Please copy every one of the following entries line for line, with no changes.

>> BEGIN

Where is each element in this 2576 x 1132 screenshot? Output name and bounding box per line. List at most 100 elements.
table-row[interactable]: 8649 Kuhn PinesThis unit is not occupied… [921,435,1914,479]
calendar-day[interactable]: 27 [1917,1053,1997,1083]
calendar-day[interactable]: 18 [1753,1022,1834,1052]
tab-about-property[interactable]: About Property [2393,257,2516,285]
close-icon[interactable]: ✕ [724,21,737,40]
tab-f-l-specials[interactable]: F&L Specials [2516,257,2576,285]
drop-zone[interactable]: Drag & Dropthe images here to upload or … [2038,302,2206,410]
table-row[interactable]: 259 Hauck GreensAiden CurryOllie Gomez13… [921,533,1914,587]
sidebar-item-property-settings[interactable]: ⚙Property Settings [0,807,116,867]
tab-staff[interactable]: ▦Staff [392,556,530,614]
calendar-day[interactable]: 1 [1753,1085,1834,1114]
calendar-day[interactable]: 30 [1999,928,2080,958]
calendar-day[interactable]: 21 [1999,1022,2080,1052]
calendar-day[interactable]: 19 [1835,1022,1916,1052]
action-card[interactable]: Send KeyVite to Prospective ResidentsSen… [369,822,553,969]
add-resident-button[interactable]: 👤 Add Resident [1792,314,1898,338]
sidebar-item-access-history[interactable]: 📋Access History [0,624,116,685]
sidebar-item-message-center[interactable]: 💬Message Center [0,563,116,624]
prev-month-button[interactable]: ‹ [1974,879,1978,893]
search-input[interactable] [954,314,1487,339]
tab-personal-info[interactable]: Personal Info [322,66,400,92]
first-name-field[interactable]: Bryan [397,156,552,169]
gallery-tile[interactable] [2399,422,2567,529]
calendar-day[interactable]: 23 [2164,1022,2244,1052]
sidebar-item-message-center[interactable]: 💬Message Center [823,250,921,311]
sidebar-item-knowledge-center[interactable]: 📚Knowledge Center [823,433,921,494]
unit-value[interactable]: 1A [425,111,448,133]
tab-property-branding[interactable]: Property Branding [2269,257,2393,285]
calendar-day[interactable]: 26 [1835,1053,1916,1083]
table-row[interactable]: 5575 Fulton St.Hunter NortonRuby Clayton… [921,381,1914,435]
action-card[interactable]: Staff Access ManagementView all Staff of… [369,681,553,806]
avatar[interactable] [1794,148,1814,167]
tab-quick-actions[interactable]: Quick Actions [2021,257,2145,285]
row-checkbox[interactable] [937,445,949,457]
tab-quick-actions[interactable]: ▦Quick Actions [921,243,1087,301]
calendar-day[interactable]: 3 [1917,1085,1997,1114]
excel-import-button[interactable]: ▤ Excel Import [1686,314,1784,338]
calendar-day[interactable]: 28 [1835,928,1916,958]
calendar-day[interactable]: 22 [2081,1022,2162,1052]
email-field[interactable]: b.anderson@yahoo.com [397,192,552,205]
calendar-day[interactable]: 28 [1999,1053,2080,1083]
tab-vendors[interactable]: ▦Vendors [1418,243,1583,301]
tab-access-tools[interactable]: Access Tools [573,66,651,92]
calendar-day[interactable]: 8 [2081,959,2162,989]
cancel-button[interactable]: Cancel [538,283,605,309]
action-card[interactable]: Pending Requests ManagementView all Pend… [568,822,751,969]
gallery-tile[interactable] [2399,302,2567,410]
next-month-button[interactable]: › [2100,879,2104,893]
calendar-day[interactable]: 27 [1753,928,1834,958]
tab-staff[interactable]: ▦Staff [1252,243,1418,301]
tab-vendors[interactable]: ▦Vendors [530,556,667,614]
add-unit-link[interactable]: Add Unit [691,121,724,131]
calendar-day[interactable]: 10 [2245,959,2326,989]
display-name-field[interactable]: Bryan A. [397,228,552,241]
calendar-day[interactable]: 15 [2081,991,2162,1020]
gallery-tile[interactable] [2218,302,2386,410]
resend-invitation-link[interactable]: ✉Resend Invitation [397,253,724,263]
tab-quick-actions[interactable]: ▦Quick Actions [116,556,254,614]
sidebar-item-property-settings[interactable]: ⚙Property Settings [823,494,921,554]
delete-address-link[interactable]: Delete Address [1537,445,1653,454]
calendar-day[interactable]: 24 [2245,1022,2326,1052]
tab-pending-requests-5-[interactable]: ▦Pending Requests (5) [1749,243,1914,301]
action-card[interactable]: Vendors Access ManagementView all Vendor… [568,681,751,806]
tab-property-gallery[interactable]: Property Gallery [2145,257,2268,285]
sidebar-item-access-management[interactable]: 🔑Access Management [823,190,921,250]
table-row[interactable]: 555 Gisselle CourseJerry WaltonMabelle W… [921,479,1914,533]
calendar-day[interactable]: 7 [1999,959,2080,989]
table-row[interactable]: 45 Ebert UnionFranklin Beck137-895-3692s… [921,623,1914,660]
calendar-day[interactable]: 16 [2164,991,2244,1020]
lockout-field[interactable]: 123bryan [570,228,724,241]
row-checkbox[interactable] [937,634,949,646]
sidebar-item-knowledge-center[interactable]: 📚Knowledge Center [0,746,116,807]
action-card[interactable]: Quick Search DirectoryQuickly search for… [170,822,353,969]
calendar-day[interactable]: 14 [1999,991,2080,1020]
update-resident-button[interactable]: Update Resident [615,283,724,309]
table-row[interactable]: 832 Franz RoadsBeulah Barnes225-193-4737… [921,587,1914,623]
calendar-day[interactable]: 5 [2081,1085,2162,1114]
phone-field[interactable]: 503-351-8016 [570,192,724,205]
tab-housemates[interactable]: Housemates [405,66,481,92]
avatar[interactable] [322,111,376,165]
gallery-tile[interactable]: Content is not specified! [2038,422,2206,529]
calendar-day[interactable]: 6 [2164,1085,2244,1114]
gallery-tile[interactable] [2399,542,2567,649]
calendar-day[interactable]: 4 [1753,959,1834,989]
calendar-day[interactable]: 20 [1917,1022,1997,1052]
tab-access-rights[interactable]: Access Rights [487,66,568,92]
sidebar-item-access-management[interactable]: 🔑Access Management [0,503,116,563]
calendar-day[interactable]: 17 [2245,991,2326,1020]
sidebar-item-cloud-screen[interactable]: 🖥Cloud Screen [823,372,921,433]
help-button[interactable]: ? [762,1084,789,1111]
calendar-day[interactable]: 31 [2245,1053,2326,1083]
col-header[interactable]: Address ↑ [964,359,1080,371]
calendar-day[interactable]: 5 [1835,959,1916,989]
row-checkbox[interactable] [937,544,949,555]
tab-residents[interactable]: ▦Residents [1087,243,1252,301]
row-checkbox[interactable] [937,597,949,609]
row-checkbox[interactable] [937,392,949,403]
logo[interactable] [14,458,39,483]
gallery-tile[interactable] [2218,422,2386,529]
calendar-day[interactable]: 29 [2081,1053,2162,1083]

>> END

Exercise response:
Where is each element in this 2576 x 1132 screenshot? Output name and bounding box per line. List at most 100 elements.
table-row[interactable]: 8649 Kuhn PinesThis unit is not occupied… [921,435,1914,479]
calendar-day[interactable]: 27 [1917,1053,1997,1083]
calendar-day[interactable]: 18 [1753,1022,1834,1052]
tab-about-property[interactable]: About Property [2393,257,2516,285]
close-icon[interactable]: ✕ [724,21,737,40]
tab-f-l-specials[interactable]: F&L Specials [2516,257,2576,285]
drop-zone[interactable]: Drag & Dropthe images here to upload or … [2038,302,2206,410]
table-row[interactable]: 259 Hauck GreensAiden CurryOllie Gomez13… [921,533,1914,587]
sidebar-item-property-settings[interactable]: ⚙Property Settings [0,807,116,867]
tab-staff[interactable]: ▦Staff [392,556,530,614]
calendar-day[interactable]: 1 [1753,1085,1834,1114]
calendar-day[interactable]: 30 [1999,928,2080,958]
calendar-day[interactable]: 21 [1999,1022,2080,1052]
calendar-day[interactable]: 19 [1835,1022,1916,1052]
action-card[interactable]: Send KeyVite to Prospective ResidentsSen… [369,822,553,969]
add-resident-button[interactable]: 👤 Add Resident [1792,314,1898,338]
sidebar-item-access-history[interactable]: 📋Access History [0,624,116,685]
sidebar-item-message-center[interactable]: 💬Message Center [0,563,116,624]
prev-month-button[interactable]: ‹ [1974,879,1978,893]
search-input[interactable] [954,314,1487,339]
tab-personal-info[interactable]: Personal Info [322,66,400,92]
first-name-field[interactable]: Bryan [397,156,552,169]
gallery-tile[interactable] [2399,422,2567,529]
calendar-day[interactable]: 23 [2164,1022,2244,1052]
sidebar-item-message-center[interactable]: 💬Message Center [823,250,921,311]
sidebar-item-knowledge-center[interactable]: 📚Knowledge Center [823,433,921,494]
unit-value[interactable]: 1A [425,111,448,133]
tab-property-branding[interactable]: Property Branding [2269,257,2393,285]
calendar-day[interactable]: 26 [1835,1053,1916,1083]
table-row[interactable]: 5575 Fulton St.Hunter NortonRuby Clayton… [921,381,1914,435]
action-card[interactable]: Staff Access ManagementView all Staff of… [369,681,553,806]
avatar[interactable] [1794,148,1814,167]
tab-quick-actions[interactable]: Quick Actions [2021,257,2145,285]
row-checkbox[interactable] [937,445,949,457]
tab-quick-actions[interactable]: ▦Quick Actions [921,243,1087,301]
calendar-day[interactable]: 3 [1917,1085,1997,1114]
excel-import-button[interactable]: ▤ Excel Import [1686,314,1784,338]
calendar-day[interactable]: 28 [1835,928,1916,958]
calendar-day[interactable]: 22 [2081,1022,2162,1052]
email-field[interactable]: b.anderson@yahoo.com [397,192,552,205]
calendar-day[interactable]: 28 [1999,1053,2080,1083]
tab-vendors[interactable]: ▦Vendors [1418,243,1583,301]
tab-access-tools[interactable]: Access Tools [573,66,651,92]
calendar-day[interactable]: 8 [2081,959,2162,989]
cancel-button[interactable]: Cancel [538,283,605,309]
action-card[interactable]: Pending Requests ManagementView all Pend… [568,822,751,969]
gallery-tile[interactable] [2399,302,2567,410]
next-month-button[interactable]: › [2100,879,2104,893]
calendar-day[interactable]: 27 [1753,928,1834,958]
tab-staff[interactable]: ▦Staff [1252,243,1418,301]
tab-vendors[interactable]: ▦Vendors [530,556,667,614]
add-unit-link[interactable]: Add Unit [691,121,724,131]
calendar-day[interactable]: 10 [2245,959,2326,989]
display-name-field[interactable]: Bryan A. [397,228,552,241]
calendar-day[interactable]: 15 [2081,991,2162,1020]
gallery-tile[interactable] [2218,302,2386,410]
resend-invitation-link[interactable]: ✉Resend Invitation [397,253,724,263]
tab-quick-actions[interactable]: ▦Quick Actions [116,556,254,614]
sidebar-item-property-settings[interactable]: ⚙Property Settings [823,494,921,554]
delete-address-link[interactable]: Delete Address [1537,445,1653,454]
calendar-day[interactable]: 24 [2245,1022,2326,1052]
tab-pending-requests-5-[interactable]: ▦Pending Requests (5) [1749,243,1914,301]
action-card[interactable]: Vendors Access ManagementView all Vendor… [568,681,751,806]
tab-property-gallery[interactable]: Property Gallery [2145,257,2268,285]
sidebar-item-access-management[interactable]: 🔑Access Management [823,190,921,250]
table-row[interactable]: 555 Gisselle CourseJerry WaltonMabelle W… [921,479,1914,533]
calendar-day[interactable]: 7 [1999,959,2080,989]
table-row[interactable]: 45 Ebert UnionFranklin Beck137-895-3692s… [921,623,1914,660]
calendar-day[interactable]: 16 [2164,991,2244,1020]
lockout-field[interactable]: 123bryan [570,228,724,241]
row-checkbox[interactable] [937,634,949,646]
sidebar-item-knowledge-center[interactable]: 📚Knowledge Center [0,746,116,807]
action-card[interactable]: Quick Search DirectoryQuickly search for… [170,822,353,969]
calendar-day[interactable]: 14 [1999,991,2080,1020]
update-resident-button[interactable]: Update Resident [615,283,724,309]
table-row[interactable]: 832 Franz RoadsBeulah Barnes225-193-4737… [921,587,1914,623]
calendar-day[interactable]: 5 [2081,1085,2162,1114]
phone-field[interactable]: 503-351-8016 [570,192,724,205]
tab-housemates[interactable]: Housemates [405,66,481,92]
avatar[interactable] [322,111,376,165]
gallery-tile[interactable]: Content is not specified! [2038,422,2206,529]
calendar-day[interactable]: 6 [2164,1085,2244,1114]
gallery-tile[interactable] [2399,542,2567,649]
calendar-day[interactable]: 4 [1753,959,1834,989]
calendar-day[interactable]: 20 [1917,1022,1997,1052]
tab-access-rights[interactable]: Access Rights [487,66,568,92]
sidebar-item-access-management[interactable]: 🔑Access Management [0,503,116,563]
calendar-day[interactable]: 17 [2245,991,2326,1020]
sidebar-item-cloud-screen[interactable]: 🖥Cloud Screen [823,372,921,433]
help-button[interactable]: ? [762,1084,789,1111]
calendar-day[interactable]: 31 [2245,1053,2326,1083]
col-header[interactable]: Address ↑ [964,359,1080,371]
calendar-day[interactable]: 5 [1835,959,1916,989]
row-checkbox[interactable] [937,544,949,555]
tab-residents[interactable]: ▦Residents [1087,243,1252,301]
row-checkbox[interactable] [937,597,949,609]
row-checkbox[interactable] [937,392,949,403]
logo[interactable] [14,458,39,483]
gallery-tile[interactable] [2218,422,2386,529]
calendar-day[interactable]: 29 [2081,1053,2162,1083]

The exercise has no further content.